Copy the lines of the material from the line with "svg-text:5.1: 5.1 — [218, 247, 234, 258]" up to and including the line with "svg-text:6.8: 6.8 — [303, 188, 319, 199]", keeping each one unchanged.

--- START MATERIAL PROVIDED ---

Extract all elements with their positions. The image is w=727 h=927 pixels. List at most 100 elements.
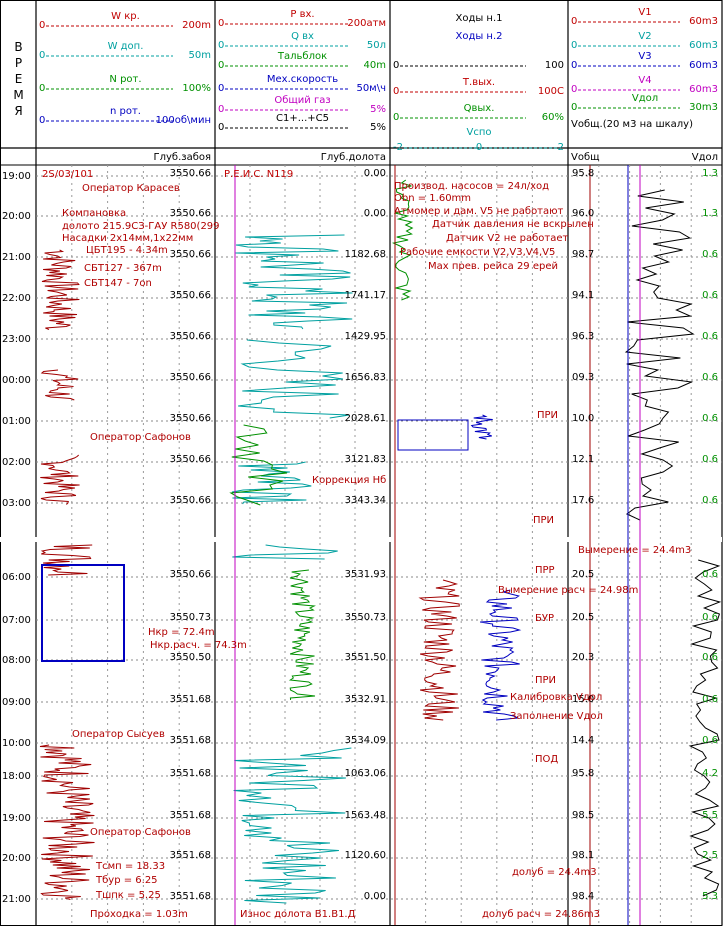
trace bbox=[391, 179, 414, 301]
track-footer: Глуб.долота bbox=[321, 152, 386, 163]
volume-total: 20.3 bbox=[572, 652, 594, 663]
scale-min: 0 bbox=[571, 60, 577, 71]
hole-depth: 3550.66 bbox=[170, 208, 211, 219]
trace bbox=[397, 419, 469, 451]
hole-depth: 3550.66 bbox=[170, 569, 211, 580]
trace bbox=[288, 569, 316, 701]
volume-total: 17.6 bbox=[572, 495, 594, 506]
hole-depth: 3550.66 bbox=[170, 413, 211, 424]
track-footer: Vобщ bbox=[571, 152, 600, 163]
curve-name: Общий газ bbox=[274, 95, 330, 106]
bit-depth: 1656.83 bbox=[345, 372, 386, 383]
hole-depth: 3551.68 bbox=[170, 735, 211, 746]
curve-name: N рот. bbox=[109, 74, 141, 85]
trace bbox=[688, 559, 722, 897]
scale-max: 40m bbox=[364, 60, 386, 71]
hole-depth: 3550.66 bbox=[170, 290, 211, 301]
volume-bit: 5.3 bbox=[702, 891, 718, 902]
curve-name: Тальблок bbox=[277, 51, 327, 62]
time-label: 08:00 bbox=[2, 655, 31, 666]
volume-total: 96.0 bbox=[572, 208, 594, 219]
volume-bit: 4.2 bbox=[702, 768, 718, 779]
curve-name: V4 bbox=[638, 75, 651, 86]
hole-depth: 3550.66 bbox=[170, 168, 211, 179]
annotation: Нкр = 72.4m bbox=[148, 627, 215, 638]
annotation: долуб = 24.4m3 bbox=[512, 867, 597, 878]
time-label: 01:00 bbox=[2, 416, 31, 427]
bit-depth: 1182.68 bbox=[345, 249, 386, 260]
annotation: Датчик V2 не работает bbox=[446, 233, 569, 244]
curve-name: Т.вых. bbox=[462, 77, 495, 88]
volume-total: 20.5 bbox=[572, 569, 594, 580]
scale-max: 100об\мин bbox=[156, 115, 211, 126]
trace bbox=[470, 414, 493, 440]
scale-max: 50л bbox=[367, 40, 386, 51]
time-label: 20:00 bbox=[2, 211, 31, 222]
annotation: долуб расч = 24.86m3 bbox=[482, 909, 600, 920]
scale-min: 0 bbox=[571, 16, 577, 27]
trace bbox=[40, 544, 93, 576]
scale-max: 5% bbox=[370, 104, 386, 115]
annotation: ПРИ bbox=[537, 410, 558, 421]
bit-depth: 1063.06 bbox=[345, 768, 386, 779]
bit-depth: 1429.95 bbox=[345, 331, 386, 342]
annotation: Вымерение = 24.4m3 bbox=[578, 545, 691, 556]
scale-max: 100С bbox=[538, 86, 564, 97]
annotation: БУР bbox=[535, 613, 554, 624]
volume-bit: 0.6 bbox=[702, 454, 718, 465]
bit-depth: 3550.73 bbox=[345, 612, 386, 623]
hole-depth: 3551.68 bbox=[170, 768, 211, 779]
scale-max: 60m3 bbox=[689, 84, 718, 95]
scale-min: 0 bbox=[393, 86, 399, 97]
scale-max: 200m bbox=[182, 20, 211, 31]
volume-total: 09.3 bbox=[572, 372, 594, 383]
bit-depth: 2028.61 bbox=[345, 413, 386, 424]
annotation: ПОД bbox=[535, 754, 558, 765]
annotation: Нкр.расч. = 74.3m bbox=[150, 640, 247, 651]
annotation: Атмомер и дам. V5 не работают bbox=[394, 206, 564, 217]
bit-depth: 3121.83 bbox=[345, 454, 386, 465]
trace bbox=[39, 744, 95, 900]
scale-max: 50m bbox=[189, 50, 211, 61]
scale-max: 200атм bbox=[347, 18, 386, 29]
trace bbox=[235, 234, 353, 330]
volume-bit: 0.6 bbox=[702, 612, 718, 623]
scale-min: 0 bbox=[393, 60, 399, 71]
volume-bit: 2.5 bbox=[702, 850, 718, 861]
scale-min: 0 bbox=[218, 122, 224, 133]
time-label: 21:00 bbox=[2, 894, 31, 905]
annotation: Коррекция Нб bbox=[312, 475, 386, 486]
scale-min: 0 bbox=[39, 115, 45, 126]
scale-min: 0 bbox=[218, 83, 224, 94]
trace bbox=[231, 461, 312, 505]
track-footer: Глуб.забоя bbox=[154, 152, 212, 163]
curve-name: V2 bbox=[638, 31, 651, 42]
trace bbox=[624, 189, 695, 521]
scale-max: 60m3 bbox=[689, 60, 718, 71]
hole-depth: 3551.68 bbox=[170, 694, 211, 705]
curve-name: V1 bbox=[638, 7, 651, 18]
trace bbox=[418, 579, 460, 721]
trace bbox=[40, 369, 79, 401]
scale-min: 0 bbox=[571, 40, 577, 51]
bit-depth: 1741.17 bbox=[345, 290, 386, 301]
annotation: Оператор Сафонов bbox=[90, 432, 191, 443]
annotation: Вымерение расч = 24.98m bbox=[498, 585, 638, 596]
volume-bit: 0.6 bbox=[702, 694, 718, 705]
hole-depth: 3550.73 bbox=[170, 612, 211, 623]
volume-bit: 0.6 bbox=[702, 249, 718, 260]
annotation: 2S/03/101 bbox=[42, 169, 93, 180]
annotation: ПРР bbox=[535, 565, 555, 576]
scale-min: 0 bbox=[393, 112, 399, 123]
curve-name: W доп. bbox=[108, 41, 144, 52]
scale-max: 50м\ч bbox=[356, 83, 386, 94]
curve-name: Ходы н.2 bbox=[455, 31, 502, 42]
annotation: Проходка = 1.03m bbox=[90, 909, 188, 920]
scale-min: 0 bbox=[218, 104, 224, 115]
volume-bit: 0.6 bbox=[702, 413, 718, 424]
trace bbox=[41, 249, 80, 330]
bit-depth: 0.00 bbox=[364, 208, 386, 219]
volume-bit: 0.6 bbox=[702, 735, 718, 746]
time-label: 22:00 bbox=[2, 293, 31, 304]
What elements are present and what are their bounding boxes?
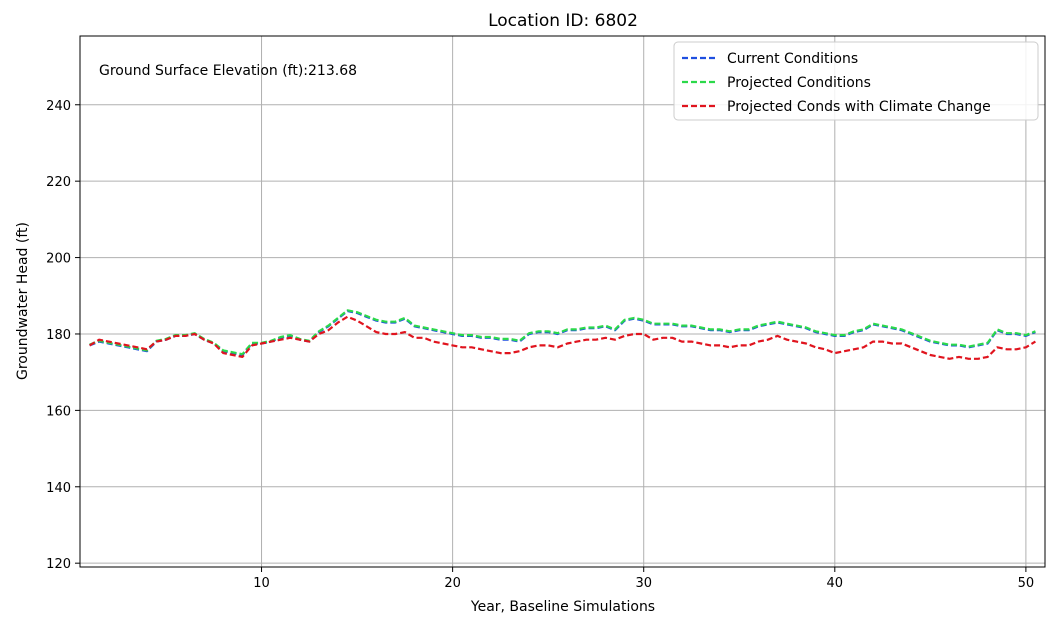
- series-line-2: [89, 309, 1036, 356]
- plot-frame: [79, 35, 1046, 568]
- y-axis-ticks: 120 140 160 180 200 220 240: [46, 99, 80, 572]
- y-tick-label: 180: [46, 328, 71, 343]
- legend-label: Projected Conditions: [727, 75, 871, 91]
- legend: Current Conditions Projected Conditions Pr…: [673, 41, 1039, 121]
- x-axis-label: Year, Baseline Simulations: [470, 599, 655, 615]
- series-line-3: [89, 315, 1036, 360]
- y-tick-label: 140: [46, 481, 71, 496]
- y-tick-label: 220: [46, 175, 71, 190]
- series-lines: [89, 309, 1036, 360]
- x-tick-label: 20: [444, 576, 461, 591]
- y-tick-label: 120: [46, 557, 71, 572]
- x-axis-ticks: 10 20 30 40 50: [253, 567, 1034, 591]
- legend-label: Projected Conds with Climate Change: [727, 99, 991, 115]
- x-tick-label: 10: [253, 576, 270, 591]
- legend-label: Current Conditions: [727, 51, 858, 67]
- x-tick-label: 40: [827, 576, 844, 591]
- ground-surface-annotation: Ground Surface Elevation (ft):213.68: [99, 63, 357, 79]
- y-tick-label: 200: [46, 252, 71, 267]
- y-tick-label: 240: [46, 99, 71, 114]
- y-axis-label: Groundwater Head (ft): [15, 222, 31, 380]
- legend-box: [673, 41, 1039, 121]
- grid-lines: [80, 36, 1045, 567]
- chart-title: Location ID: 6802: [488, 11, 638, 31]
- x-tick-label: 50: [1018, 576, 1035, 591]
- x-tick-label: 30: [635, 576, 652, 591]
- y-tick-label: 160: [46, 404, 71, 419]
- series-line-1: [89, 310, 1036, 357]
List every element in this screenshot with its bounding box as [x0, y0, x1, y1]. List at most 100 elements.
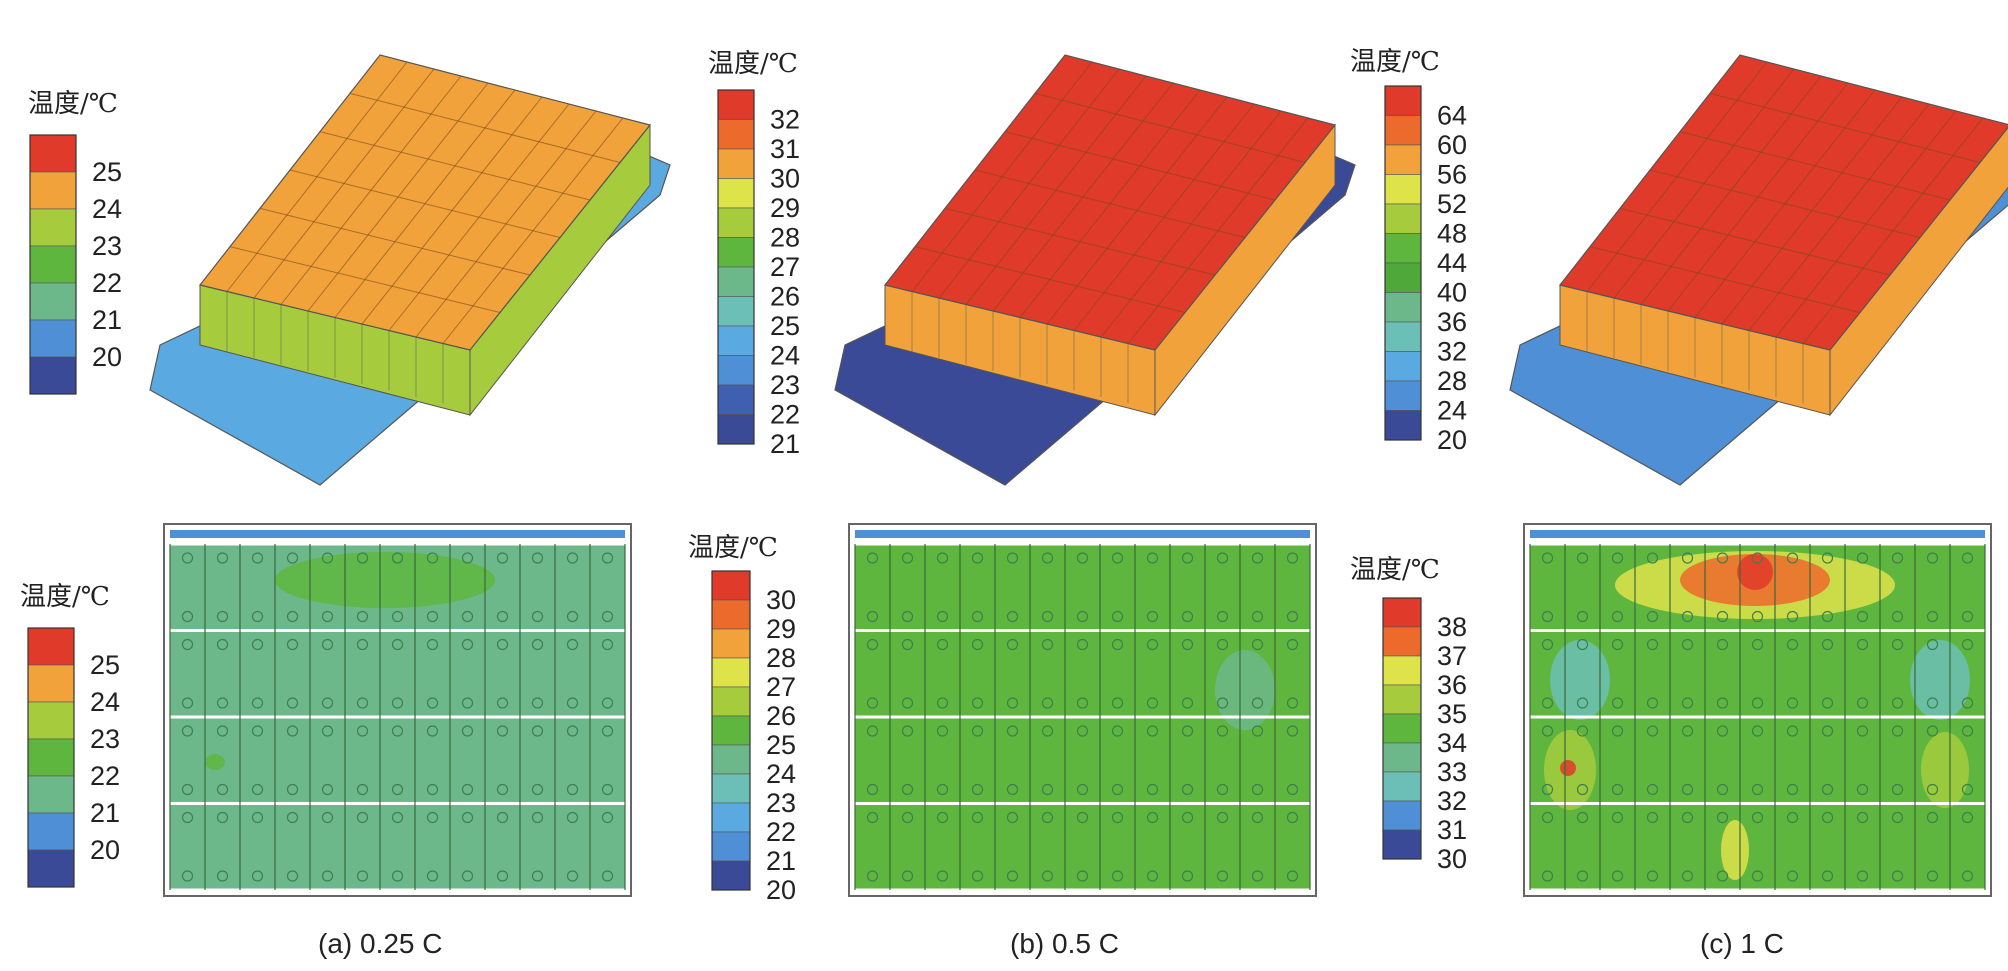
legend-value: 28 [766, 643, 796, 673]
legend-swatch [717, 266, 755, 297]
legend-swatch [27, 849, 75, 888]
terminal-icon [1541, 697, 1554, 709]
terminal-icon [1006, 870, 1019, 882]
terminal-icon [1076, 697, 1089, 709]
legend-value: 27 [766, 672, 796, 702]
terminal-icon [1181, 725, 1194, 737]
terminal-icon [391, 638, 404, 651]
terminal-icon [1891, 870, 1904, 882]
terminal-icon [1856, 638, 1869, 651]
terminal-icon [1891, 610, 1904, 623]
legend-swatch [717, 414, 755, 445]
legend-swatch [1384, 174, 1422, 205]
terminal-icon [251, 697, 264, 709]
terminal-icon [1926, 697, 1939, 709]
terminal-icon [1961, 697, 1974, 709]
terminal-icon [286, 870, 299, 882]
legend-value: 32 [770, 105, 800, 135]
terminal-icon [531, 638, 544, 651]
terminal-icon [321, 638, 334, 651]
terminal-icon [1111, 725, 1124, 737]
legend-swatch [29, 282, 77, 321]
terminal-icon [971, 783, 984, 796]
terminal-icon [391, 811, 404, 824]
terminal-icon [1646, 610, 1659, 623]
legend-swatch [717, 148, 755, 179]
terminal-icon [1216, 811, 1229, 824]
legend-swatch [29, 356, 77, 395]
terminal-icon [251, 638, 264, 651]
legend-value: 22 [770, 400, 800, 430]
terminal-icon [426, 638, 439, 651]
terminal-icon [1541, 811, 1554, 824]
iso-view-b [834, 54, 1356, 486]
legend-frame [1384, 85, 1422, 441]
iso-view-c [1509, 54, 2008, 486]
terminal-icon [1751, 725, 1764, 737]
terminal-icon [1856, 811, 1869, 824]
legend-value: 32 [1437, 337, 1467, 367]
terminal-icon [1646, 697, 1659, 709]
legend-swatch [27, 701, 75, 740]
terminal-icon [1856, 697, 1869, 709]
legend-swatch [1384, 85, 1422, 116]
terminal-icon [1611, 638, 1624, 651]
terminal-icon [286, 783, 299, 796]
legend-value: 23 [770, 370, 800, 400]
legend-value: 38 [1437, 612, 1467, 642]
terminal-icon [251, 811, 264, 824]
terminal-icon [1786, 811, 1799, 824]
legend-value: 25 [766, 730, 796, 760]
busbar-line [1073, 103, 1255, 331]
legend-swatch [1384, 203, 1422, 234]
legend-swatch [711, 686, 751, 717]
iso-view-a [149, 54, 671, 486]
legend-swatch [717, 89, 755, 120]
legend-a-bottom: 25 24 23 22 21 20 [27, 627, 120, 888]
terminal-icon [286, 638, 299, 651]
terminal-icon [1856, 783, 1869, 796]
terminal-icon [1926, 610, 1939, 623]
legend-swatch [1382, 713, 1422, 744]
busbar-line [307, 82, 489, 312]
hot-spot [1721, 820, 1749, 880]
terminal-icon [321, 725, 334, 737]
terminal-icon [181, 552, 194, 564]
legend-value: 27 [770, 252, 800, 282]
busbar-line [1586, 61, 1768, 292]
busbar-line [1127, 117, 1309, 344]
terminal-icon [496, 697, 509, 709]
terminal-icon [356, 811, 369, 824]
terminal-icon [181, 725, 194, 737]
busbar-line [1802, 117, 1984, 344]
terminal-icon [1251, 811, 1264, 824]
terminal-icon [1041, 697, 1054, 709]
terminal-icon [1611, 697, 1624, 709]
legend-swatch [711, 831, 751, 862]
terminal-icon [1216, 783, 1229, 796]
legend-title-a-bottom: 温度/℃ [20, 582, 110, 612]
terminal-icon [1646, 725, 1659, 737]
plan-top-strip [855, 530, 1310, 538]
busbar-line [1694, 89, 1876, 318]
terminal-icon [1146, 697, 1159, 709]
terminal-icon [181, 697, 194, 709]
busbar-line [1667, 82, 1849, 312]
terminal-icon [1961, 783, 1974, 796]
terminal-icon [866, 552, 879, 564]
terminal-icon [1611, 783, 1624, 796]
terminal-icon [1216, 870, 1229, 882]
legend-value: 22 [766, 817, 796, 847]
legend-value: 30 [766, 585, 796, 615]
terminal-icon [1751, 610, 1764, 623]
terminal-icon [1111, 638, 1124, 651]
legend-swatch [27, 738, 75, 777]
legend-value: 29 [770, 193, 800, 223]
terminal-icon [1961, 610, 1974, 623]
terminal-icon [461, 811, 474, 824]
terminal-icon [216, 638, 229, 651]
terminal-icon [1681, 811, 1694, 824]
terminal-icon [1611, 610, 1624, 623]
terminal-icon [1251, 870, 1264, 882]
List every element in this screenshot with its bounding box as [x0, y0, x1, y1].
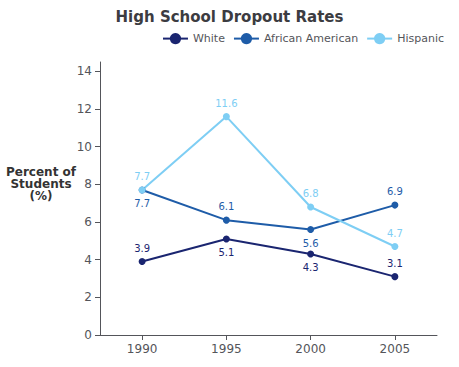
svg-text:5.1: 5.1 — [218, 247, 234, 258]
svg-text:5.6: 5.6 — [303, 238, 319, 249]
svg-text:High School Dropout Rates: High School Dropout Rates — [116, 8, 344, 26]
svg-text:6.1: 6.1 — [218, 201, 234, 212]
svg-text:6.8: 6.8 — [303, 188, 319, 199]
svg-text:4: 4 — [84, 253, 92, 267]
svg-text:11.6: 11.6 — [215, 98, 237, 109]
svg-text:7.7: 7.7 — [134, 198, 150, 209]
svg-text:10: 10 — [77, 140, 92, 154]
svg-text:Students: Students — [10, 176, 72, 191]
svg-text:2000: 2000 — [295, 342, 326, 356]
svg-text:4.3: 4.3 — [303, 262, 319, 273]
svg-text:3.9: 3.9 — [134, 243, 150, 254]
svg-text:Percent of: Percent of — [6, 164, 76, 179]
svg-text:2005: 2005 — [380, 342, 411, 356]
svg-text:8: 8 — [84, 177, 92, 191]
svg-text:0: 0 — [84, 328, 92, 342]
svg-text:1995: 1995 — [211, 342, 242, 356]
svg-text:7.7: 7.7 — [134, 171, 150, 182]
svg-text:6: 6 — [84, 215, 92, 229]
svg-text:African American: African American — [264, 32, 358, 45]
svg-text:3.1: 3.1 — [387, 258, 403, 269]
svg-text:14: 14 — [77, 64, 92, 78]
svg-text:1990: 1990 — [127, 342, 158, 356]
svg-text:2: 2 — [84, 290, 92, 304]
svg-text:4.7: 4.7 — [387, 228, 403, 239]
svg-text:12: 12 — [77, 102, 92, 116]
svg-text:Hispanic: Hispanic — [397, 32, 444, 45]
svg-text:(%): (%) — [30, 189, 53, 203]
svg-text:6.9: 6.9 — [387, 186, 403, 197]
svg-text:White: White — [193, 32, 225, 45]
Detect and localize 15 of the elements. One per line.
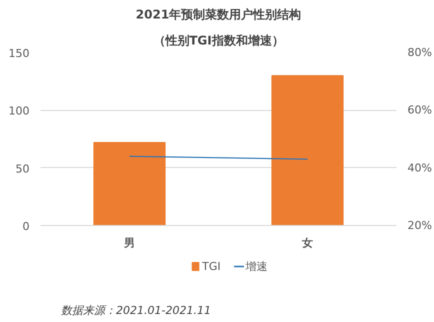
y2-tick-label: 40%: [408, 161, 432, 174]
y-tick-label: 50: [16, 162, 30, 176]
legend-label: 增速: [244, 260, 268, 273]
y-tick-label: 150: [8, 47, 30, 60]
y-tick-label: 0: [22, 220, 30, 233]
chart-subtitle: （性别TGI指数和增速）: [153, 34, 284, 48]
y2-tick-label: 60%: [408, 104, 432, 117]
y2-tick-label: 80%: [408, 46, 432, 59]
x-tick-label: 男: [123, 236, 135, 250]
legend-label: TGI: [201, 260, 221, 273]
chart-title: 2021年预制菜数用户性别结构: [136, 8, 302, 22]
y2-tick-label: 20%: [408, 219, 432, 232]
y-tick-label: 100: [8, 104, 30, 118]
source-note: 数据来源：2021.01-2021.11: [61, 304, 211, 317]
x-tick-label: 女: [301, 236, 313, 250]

--- END MATERIAL PROVIDED ---

FINISHED ANSWER:
svg-text:5.1: 5.1 — [218, 247, 234, 258]
svg-text:5.6: 5.6 — [303, 238, 319, 249]
svg-text:High School Dropout Rates: High School Dropout Rates — [116, 8, 344, 26]
svg-text:6.1: 6.1 — [218, 201, 234, 212]
svg-text:6.8: 6.8 — [303, 188, 319, 199]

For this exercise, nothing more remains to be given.